§ **ÉNONCÉ A**
Selon le texte sur l'accélération, quelles sont les trois formes d'accélération qui caractérisent la « modernité tardive » d'après Hartmut Rosa ?

-------- TEXTE PROPOSÉ --------

L’univers économique, lui, dans sa recherche d’expansion et de croissance (en allant conquérir des ressources toujours plus loin et profondément), stimule et se nourrit de l’accélération en visant la maximisation du temps (car le temps c’est de l’argent). Qu’est-ce qu’un gain de productivité, sinon que de produire plus dans une même unité de temps ou bien produire autant en moins de temps ? La thèse très concrète et pratique développée par le philosophe allemand Hartmut Rosa dans Accélération : une critique sociale du temps est que la « modernité tardive » (notre époque) est caractérisée par trois formes d’accélération : accélération technique (permise par le progrès technique dans les transports, les moyens de communication et de traitement de l’information, etc.), accélération du changement social, et accélération des rythmes de vie (ou « densification du temps »). Un exemple concret et récent d’une accélération des rythmes de vie est l’élargissement du travail du dimanche que la loi Macron prévoit d’instaurer : cette mesure s’inscrit dans la logique de densification du temps par une emprise croissante de l’univers économique sur le temps disponible, aux fins d’accroître la production (ou le PIB) ou de contribuer à « libérer l’économie » de ses contraintes.
Le besoin d’accélération des économies aboutit même à imposer le « temps économique » au « temps naturel » : il en va par exemple des techniques et pratiques déployées en élevage industriel pour faire grossir les porcs, poulets ou saumons dans un laps de temps plus court, ou encore des manipulations hormonales et génétiques utilisées pour faire croître des espèces vivantes plus rapidement.

-------- DONNÉES À TRAITER --------

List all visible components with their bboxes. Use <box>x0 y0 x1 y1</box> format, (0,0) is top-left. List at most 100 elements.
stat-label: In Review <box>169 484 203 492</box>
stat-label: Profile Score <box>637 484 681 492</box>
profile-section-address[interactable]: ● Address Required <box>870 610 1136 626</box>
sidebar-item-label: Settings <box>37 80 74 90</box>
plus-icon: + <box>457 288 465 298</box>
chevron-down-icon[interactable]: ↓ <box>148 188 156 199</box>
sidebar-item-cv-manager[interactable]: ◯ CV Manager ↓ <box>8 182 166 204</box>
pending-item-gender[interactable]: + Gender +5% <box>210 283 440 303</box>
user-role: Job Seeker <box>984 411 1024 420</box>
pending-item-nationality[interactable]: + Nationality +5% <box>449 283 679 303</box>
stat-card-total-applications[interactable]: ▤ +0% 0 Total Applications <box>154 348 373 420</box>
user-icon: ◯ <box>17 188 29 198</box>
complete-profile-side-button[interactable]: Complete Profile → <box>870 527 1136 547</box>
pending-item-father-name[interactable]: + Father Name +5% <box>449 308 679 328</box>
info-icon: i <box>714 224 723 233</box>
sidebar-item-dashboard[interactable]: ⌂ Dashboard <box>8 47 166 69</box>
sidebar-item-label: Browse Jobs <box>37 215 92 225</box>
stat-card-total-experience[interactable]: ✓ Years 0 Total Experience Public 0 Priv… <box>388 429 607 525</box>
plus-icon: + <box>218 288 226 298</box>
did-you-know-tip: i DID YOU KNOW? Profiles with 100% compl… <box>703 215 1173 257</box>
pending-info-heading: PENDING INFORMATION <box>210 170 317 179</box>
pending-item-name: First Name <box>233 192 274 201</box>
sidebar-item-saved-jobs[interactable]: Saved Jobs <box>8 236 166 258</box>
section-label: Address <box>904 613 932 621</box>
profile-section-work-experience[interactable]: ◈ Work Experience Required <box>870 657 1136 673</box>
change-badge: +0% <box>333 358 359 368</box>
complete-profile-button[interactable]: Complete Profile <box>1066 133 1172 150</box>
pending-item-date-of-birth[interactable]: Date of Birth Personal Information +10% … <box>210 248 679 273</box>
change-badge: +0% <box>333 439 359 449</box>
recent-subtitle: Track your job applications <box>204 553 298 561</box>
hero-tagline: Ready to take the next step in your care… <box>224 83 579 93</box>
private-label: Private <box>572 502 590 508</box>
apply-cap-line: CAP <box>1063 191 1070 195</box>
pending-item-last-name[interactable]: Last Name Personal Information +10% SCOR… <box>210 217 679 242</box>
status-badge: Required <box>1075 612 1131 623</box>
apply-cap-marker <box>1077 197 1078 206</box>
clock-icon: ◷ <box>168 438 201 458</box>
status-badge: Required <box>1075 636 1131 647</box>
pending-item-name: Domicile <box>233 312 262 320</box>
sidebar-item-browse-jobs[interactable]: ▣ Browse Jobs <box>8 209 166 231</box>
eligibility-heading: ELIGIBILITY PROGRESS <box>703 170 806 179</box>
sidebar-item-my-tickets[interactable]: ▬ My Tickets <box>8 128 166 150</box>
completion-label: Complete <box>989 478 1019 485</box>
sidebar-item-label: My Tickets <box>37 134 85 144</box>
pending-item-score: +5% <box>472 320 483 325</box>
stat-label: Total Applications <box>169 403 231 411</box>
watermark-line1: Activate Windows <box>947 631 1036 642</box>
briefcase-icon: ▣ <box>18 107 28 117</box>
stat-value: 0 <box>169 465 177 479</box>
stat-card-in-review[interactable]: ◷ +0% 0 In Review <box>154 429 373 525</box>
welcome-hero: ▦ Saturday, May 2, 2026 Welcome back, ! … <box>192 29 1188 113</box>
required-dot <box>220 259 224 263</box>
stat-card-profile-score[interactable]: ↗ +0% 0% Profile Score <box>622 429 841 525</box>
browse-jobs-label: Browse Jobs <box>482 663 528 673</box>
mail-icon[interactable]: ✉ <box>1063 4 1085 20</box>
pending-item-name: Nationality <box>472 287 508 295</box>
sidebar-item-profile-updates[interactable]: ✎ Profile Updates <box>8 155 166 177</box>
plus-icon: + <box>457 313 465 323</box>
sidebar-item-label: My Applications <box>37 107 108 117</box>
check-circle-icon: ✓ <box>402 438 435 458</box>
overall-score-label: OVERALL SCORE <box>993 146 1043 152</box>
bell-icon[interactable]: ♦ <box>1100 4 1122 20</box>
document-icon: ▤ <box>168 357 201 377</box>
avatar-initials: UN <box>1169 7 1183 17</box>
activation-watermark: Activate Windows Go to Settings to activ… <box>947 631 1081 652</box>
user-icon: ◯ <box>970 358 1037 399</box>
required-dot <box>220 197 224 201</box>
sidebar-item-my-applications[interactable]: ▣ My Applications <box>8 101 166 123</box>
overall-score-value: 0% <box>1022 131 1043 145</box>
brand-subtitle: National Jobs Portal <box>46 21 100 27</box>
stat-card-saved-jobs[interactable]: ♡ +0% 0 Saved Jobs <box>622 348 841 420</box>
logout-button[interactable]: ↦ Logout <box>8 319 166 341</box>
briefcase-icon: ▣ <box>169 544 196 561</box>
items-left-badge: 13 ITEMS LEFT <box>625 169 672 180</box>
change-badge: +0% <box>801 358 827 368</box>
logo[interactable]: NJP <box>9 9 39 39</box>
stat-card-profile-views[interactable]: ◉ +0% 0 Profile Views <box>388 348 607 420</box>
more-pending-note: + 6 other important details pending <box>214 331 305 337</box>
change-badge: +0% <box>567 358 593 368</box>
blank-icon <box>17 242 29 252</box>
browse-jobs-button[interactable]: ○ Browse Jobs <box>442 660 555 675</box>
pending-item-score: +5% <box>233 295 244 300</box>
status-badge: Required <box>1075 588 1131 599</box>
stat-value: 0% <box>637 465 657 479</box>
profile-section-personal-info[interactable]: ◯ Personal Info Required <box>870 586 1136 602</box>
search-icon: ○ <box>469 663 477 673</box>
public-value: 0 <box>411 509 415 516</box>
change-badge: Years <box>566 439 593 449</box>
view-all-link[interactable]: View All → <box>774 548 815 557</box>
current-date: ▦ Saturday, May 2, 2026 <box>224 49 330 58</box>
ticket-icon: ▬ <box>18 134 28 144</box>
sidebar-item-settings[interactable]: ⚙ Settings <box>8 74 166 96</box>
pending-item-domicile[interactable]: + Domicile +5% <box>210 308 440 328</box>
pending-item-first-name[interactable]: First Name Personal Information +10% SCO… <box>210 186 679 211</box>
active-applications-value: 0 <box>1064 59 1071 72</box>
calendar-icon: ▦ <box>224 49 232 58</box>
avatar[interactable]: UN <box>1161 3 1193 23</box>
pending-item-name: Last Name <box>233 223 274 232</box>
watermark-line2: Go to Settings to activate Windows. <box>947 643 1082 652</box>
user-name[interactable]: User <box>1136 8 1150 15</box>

--------

§ **ÉNONCÉ B**
Disposez en tableau Markdown les lignes des enregistrements, du début jusqu'à la ligne contenant « profile-section-address[interactable]: ● Address », incluse. Utilisez une colonne « Numéro » pour le rang et une colonne « Ligne » pour son texte, sans reprendre les lignes vides.

§ **CORRIGÉ A**
L'accélération technique, l'accélération du changement social et l'accélération des rythmes de vie.

§ **CORRIGÉ B**
| Numéro | Ligne |
|---|---|
| 1 | List all visible components with their bboxes. Use <box>x0 y0 x1 y1</box> format, (0,0) is top-left. List at most 100 elements. |
| 2 | stat-label: In Review <box>169 484 203 492</box> |
| 3 | stat-label: Profile Score <box>637 484 681 492</box> |
| 4 | profile-section-address[interactable]: ● Address Required <box>870 610 1136 626</box> |